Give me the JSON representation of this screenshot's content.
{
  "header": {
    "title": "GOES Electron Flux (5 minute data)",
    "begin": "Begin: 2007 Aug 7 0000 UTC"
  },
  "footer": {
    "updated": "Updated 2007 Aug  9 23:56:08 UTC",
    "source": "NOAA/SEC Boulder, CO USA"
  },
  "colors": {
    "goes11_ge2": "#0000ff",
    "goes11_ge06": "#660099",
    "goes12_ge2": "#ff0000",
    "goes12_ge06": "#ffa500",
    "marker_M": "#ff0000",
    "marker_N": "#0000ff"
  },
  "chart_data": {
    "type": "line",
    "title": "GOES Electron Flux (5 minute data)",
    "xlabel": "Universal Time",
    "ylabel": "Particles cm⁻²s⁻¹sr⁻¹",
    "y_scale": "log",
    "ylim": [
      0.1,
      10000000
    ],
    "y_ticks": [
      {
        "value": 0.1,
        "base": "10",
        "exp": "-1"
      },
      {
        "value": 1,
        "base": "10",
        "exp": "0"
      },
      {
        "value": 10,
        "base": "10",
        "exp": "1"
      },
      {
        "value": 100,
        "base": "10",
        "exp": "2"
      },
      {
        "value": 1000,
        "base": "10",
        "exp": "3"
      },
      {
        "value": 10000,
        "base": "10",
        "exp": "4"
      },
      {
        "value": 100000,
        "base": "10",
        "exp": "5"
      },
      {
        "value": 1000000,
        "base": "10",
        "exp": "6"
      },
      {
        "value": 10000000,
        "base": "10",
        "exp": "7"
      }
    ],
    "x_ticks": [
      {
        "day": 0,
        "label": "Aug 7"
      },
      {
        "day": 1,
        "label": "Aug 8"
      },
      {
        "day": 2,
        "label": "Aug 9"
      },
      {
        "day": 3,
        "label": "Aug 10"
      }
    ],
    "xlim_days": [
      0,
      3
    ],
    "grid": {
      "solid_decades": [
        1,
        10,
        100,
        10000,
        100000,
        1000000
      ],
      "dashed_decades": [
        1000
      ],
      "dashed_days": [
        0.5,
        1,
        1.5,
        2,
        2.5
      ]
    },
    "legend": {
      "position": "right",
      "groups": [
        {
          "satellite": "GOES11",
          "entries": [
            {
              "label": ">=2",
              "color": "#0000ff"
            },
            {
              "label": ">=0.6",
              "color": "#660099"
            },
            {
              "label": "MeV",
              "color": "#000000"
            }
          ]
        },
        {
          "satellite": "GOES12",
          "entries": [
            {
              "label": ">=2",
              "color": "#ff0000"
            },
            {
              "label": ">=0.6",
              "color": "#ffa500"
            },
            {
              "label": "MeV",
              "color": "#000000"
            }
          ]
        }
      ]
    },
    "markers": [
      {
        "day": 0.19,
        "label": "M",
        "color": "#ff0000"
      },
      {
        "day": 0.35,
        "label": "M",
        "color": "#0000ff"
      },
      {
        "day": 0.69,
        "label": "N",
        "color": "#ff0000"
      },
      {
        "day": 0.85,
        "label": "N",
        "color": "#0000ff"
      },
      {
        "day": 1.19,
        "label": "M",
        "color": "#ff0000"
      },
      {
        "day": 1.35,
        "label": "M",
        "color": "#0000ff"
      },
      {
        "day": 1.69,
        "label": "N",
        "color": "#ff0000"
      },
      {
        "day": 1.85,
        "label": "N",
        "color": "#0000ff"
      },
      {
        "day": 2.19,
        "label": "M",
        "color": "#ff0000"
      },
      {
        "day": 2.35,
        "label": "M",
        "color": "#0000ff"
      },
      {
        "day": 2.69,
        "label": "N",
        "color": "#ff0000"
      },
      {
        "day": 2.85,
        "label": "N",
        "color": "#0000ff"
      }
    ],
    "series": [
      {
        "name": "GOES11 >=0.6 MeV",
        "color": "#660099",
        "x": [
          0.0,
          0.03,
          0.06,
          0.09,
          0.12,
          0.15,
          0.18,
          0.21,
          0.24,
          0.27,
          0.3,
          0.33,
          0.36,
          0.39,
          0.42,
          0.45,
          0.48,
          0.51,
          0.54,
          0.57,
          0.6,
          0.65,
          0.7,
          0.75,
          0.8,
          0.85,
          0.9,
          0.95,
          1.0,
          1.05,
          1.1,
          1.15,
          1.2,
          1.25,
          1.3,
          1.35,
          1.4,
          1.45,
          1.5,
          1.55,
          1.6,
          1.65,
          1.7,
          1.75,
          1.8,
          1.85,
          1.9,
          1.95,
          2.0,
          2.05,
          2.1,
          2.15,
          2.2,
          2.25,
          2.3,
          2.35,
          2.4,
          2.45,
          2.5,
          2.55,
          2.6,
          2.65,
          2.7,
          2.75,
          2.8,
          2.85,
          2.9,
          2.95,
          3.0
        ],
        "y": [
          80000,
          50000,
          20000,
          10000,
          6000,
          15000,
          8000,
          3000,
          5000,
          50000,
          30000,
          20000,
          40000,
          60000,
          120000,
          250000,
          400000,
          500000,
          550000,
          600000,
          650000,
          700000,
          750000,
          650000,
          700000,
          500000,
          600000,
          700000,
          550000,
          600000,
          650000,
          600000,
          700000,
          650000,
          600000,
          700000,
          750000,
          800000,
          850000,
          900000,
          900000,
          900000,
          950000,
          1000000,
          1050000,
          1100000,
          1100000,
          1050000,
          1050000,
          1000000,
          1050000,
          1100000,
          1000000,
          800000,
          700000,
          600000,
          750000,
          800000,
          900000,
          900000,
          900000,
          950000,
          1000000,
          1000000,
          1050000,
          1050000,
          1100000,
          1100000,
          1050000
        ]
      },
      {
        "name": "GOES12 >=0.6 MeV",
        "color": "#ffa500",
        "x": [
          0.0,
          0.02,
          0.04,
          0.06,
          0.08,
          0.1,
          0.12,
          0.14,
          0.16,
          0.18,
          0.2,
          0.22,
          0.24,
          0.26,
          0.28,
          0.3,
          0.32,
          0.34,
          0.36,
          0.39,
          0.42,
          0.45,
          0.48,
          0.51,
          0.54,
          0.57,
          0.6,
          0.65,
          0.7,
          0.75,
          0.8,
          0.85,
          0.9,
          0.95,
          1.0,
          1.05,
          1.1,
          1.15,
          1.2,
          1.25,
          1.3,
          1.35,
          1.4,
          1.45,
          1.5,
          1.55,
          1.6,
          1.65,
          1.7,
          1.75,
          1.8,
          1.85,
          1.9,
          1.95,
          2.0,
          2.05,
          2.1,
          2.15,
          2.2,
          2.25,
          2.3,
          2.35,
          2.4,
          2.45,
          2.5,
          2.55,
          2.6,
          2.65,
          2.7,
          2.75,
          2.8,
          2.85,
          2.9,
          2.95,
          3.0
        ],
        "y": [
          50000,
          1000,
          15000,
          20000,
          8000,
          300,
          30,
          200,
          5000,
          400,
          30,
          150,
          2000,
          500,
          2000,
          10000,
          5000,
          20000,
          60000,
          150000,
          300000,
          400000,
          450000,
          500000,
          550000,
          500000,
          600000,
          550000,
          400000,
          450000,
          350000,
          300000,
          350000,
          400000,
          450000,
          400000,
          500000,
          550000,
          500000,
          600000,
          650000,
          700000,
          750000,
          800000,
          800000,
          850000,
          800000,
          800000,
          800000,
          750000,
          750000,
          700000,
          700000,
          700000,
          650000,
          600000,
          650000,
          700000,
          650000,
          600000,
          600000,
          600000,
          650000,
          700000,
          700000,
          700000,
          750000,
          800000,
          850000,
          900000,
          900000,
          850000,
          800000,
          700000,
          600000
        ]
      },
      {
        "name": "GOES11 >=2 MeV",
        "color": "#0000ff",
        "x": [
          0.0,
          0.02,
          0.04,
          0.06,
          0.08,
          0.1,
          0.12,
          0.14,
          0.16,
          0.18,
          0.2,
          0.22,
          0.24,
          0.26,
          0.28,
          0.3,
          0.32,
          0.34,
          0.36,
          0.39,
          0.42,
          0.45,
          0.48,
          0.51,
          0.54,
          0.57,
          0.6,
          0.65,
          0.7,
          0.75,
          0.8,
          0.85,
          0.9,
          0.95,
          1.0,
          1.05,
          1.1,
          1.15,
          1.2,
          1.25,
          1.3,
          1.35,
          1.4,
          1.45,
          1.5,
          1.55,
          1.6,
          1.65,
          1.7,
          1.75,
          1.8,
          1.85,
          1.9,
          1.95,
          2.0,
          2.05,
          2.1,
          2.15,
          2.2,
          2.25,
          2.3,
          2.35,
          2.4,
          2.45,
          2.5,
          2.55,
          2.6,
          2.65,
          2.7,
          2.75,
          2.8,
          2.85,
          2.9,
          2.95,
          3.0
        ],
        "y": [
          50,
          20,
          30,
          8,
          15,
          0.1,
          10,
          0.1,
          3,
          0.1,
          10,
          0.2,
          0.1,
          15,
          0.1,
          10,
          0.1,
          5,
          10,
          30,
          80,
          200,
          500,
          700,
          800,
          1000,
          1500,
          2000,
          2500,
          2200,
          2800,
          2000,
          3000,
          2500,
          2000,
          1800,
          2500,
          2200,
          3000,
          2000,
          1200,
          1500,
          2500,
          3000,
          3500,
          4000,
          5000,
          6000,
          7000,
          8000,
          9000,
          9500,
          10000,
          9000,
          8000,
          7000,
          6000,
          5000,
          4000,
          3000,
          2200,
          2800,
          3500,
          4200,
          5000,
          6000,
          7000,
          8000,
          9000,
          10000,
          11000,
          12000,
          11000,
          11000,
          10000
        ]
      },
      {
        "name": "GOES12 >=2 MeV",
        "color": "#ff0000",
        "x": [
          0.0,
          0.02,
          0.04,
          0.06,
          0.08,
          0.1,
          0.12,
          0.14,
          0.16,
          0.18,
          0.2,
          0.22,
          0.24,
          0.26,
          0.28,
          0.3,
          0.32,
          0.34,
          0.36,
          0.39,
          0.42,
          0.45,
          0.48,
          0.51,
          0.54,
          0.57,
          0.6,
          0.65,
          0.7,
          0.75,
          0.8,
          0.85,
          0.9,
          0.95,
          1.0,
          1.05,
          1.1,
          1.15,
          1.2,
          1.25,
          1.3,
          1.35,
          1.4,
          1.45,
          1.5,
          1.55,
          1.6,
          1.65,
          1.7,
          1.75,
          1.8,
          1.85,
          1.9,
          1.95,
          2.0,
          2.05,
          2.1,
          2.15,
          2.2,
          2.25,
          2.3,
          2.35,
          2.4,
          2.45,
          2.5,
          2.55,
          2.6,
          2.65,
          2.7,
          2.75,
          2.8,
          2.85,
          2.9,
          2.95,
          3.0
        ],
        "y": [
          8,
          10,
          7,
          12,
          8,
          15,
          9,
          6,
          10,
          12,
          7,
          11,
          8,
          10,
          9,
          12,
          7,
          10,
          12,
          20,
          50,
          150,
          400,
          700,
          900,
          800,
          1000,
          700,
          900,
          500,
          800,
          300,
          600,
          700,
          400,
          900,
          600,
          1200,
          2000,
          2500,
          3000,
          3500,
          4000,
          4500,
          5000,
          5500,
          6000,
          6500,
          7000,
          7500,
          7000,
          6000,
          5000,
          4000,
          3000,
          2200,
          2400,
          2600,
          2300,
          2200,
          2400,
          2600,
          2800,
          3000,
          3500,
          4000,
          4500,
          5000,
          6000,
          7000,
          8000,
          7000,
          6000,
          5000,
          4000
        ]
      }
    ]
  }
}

**Exercise details:** Pick out every line holding the string "value" and return it.

**The result:**
        "value": 0.1,
        "value": 1,
        "value": 10,
        "value": 100,
        "value": 1000,
        "value": 10000,
        "value": 100000,
        "value": 1000000,
        "value": 10000000,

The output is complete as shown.